GIVEN REQUEST:
In the records below, pick out all lines containing the word "data".

RECORD LIST:
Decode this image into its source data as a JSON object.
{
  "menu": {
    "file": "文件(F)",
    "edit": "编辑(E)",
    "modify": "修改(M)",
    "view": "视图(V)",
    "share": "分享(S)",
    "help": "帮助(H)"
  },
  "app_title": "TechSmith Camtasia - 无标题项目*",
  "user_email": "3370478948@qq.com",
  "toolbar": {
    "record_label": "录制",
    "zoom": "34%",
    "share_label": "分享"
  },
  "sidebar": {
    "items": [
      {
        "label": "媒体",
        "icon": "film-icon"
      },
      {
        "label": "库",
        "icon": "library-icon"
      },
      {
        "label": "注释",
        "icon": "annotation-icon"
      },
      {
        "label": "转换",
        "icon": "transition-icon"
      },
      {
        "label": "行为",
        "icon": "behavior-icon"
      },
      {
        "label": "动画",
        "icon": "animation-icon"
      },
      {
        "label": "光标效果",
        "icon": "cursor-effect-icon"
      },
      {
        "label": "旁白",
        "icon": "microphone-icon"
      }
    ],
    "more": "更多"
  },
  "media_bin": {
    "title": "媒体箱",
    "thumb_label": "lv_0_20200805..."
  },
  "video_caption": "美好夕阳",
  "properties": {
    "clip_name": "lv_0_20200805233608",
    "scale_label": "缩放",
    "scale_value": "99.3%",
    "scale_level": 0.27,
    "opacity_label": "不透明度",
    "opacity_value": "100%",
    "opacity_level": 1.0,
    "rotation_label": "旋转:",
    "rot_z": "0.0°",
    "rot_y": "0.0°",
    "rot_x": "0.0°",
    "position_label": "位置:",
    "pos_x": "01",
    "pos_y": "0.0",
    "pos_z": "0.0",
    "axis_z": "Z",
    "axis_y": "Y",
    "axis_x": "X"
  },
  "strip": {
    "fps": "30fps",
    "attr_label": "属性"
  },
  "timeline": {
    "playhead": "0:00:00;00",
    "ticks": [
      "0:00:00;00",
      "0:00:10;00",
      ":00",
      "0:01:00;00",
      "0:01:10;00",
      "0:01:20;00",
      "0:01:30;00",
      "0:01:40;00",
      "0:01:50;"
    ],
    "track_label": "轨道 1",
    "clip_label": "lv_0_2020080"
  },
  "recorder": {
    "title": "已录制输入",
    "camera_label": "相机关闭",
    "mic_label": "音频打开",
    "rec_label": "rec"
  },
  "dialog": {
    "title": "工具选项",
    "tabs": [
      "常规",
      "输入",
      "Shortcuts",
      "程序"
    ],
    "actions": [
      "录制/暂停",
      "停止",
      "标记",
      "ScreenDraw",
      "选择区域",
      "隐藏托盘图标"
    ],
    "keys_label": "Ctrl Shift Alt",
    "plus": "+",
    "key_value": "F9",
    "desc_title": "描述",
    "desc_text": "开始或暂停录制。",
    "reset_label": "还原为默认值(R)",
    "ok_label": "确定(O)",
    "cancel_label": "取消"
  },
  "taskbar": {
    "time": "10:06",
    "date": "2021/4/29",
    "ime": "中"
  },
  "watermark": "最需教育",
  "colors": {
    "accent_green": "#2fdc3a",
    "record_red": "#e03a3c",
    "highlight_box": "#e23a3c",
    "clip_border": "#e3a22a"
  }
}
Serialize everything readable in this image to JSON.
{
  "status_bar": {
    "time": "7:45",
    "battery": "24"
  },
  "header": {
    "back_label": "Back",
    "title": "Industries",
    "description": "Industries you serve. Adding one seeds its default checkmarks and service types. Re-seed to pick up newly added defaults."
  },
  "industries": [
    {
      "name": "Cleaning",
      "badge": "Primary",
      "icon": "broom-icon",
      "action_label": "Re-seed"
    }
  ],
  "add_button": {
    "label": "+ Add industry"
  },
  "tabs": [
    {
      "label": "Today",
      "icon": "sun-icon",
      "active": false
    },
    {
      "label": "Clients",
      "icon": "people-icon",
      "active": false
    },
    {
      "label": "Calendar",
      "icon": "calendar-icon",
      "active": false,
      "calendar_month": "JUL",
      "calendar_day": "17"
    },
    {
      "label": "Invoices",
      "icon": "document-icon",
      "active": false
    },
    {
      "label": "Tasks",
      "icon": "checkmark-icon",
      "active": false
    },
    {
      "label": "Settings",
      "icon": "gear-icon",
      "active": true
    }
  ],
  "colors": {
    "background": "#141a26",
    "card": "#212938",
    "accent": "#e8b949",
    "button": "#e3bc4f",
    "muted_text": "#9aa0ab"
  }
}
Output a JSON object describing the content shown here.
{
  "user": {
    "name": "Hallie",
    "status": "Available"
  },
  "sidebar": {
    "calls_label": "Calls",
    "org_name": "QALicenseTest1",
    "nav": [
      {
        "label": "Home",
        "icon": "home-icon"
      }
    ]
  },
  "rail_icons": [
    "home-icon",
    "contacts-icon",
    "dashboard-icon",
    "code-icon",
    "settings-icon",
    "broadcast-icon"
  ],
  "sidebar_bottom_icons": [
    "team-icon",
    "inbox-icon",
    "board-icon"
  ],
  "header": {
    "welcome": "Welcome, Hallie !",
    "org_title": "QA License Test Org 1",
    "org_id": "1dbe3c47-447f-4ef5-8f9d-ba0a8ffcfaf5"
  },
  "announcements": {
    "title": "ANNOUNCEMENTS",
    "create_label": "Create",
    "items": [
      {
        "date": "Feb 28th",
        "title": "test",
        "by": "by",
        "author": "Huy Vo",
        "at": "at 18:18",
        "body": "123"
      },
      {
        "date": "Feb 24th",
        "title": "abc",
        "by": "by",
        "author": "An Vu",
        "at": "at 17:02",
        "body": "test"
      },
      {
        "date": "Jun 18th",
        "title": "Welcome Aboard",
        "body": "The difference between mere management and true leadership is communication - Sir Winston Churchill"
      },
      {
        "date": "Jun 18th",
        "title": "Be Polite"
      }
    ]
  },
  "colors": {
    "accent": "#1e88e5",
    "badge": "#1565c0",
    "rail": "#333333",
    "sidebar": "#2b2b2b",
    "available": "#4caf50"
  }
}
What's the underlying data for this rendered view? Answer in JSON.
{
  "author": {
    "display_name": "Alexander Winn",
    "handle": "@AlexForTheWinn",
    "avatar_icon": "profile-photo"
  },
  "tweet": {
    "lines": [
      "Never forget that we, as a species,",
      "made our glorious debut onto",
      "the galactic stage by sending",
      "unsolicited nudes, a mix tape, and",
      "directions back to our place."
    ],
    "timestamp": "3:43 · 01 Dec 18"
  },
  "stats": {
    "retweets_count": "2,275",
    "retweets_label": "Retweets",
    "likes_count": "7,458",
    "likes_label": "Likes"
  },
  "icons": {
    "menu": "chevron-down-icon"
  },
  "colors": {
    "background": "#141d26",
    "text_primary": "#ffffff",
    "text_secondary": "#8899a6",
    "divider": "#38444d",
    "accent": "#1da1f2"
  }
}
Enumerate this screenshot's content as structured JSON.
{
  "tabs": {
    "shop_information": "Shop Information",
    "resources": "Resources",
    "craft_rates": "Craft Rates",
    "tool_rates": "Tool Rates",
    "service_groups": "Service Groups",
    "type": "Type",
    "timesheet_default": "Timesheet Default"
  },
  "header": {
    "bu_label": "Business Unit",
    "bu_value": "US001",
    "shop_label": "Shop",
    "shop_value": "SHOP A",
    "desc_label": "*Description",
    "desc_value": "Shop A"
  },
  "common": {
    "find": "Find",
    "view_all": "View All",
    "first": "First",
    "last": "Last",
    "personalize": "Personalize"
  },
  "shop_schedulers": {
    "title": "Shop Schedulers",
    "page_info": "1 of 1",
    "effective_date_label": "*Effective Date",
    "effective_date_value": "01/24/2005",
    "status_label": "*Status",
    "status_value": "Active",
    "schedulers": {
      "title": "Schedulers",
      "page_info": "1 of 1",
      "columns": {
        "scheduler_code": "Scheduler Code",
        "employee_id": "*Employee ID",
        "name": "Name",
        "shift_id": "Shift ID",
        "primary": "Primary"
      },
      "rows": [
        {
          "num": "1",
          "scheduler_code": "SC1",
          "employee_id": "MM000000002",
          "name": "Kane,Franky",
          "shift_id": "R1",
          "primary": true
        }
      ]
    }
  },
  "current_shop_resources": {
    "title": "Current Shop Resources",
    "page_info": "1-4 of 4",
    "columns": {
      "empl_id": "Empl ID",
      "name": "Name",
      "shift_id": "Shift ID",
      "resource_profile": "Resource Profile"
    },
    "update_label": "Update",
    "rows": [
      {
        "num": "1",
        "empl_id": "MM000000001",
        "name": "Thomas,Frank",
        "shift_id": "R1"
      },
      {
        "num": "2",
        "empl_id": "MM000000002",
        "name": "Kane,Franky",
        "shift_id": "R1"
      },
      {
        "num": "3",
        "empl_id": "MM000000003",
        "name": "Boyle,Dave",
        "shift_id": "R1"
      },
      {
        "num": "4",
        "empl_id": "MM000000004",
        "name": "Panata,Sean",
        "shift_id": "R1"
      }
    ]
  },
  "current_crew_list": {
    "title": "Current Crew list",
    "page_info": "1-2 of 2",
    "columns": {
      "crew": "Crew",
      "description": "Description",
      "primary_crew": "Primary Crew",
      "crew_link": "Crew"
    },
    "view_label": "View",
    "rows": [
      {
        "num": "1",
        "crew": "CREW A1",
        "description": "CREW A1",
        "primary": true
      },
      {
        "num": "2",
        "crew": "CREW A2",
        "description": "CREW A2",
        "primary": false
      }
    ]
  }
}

TASK RESULT:
Decode this image into its source data as a JSON object.
What's the underlying data for this rendered view? Answer in JSON.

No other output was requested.